» **Instructions to follow**
Copy out every line in the entries below that includes "Tampak".

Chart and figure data

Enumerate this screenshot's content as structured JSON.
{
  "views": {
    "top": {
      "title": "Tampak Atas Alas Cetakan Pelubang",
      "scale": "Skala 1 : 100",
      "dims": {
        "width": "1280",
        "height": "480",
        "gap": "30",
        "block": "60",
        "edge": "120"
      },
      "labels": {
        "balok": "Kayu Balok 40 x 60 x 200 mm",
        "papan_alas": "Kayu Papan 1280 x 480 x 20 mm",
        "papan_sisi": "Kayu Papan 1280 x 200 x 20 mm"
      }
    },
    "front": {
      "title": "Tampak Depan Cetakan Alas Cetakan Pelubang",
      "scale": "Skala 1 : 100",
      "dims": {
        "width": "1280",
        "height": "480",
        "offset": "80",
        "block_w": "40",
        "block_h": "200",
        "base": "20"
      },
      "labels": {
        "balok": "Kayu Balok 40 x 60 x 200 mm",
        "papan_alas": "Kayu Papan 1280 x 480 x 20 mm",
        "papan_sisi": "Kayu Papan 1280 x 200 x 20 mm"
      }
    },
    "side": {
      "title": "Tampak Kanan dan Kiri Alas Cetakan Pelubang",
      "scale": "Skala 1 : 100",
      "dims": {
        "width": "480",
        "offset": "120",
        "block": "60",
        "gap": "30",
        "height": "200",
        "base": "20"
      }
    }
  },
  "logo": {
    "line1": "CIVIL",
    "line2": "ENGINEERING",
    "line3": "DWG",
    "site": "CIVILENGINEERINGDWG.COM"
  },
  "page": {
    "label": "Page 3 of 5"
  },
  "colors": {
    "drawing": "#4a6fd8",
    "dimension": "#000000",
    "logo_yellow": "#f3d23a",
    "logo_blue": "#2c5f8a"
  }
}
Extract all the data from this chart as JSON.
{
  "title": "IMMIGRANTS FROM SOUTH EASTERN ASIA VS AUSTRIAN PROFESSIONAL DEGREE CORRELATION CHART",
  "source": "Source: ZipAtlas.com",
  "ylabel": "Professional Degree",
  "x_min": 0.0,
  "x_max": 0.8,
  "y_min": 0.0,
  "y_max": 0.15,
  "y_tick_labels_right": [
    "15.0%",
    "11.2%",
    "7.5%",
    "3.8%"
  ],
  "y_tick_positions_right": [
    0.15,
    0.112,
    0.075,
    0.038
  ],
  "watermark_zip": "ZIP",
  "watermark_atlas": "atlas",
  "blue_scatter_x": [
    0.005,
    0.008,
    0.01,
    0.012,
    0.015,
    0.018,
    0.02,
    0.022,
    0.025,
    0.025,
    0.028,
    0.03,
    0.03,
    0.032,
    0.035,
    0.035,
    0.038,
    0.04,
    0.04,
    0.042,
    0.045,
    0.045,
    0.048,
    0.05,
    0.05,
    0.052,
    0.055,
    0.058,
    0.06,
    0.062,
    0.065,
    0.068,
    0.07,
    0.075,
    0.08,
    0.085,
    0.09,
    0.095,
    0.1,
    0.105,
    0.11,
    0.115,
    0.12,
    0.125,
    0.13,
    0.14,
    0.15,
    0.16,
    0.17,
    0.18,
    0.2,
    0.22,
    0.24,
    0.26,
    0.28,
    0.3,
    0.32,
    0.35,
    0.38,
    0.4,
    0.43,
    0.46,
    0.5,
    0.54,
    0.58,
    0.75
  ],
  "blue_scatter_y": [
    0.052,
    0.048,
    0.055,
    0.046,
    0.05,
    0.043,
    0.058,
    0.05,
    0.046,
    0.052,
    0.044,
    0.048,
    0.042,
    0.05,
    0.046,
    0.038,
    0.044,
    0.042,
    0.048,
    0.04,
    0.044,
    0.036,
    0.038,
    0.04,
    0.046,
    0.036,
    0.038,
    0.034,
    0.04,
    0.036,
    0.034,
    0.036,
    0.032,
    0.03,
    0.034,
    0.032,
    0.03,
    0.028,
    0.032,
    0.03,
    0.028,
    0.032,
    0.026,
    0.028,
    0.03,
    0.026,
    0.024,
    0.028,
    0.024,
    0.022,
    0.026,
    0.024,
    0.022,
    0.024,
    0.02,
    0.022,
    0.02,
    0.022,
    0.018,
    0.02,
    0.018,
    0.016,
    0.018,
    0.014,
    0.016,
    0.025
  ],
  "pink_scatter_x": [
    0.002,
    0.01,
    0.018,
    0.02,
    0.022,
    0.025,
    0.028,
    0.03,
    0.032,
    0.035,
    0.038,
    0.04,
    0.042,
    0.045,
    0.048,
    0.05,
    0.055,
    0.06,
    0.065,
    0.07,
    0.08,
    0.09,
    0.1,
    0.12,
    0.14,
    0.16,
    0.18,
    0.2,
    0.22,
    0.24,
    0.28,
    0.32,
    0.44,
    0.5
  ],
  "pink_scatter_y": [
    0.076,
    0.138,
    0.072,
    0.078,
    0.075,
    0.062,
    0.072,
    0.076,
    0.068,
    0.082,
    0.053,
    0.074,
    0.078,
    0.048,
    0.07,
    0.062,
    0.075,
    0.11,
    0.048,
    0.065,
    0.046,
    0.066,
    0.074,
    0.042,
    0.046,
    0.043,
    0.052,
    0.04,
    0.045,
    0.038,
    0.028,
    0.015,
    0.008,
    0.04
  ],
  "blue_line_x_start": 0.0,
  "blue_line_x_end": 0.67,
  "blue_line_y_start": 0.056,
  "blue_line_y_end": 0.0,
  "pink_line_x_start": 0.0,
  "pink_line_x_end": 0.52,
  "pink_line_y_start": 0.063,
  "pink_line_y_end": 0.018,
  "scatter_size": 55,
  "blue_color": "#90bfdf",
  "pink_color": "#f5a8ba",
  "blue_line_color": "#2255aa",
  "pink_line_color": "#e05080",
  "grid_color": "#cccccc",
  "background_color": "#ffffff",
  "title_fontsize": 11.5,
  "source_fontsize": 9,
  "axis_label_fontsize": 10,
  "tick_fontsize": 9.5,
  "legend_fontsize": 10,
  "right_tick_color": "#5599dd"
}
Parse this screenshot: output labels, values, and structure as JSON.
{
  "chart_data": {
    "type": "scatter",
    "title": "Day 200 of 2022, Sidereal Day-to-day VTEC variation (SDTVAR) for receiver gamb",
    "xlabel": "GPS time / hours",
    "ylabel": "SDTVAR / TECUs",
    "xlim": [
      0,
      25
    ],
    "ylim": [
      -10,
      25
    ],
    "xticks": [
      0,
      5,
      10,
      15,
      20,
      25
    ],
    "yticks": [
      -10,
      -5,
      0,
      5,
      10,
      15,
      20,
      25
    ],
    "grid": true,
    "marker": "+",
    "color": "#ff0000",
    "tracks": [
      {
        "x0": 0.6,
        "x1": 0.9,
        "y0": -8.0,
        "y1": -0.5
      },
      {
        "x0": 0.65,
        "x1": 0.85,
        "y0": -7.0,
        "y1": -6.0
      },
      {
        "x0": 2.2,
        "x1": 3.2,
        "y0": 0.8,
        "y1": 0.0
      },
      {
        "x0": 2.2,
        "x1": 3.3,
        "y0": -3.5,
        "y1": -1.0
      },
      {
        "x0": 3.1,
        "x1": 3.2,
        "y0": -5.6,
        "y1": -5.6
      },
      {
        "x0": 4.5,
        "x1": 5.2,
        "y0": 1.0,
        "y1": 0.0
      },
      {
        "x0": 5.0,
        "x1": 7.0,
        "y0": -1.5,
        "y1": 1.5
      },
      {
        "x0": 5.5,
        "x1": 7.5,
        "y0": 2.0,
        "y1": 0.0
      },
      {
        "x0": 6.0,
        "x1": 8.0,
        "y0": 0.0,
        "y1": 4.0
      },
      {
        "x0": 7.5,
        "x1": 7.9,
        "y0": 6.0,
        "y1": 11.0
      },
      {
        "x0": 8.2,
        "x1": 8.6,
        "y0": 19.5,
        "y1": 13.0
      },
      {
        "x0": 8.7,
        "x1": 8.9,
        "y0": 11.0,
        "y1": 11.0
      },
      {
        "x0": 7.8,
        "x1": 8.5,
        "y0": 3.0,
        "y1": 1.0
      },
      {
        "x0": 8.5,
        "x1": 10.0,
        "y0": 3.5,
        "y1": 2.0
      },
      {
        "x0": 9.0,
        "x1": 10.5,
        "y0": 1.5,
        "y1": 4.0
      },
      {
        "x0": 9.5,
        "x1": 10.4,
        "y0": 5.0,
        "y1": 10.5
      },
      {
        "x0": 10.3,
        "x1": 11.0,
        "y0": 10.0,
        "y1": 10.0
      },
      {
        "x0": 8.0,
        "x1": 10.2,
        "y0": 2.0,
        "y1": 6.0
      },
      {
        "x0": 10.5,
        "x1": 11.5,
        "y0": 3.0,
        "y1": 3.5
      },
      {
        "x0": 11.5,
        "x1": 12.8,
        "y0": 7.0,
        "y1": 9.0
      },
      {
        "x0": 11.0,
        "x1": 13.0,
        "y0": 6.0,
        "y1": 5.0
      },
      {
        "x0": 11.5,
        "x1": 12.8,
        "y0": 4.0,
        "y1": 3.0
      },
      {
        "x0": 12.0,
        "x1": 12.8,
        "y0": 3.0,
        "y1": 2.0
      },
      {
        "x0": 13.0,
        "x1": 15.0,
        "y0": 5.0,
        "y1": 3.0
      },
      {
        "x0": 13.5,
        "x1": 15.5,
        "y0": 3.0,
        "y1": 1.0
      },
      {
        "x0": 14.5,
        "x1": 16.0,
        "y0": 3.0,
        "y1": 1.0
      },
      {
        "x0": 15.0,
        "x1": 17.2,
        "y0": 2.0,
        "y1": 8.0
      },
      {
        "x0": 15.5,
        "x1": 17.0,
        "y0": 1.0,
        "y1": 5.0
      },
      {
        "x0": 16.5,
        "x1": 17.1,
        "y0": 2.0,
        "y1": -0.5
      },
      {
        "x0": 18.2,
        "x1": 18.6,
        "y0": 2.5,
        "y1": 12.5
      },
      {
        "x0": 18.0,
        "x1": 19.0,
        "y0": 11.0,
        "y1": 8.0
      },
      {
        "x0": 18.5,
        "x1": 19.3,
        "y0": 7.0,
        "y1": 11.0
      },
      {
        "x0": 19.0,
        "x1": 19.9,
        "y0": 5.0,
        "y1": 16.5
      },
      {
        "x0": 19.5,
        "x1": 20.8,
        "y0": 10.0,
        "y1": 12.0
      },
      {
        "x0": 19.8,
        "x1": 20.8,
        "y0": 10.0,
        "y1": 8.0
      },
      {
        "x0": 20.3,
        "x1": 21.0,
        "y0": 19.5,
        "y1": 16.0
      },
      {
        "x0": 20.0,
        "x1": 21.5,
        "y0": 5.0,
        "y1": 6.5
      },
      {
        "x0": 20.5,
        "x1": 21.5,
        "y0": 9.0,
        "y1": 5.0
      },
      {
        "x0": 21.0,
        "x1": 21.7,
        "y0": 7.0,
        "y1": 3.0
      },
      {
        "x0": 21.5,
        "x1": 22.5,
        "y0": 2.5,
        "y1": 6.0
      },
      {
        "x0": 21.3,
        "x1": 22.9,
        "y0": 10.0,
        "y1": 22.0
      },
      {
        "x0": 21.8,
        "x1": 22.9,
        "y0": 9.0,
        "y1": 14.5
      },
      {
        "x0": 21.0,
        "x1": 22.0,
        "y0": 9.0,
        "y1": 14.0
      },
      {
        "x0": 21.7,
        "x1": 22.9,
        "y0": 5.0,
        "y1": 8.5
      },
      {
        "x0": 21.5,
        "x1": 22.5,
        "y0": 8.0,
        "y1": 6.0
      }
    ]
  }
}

» **Answer to the problem**
      "title": "Tampak Atas Alas Cetakan Pelubang",
      "title": "Tampak Depan Cetakan Alas Cetakan Pelubang",
      "title": "Tampak Kanan dan Kiri Alas Cetakan Pelubang",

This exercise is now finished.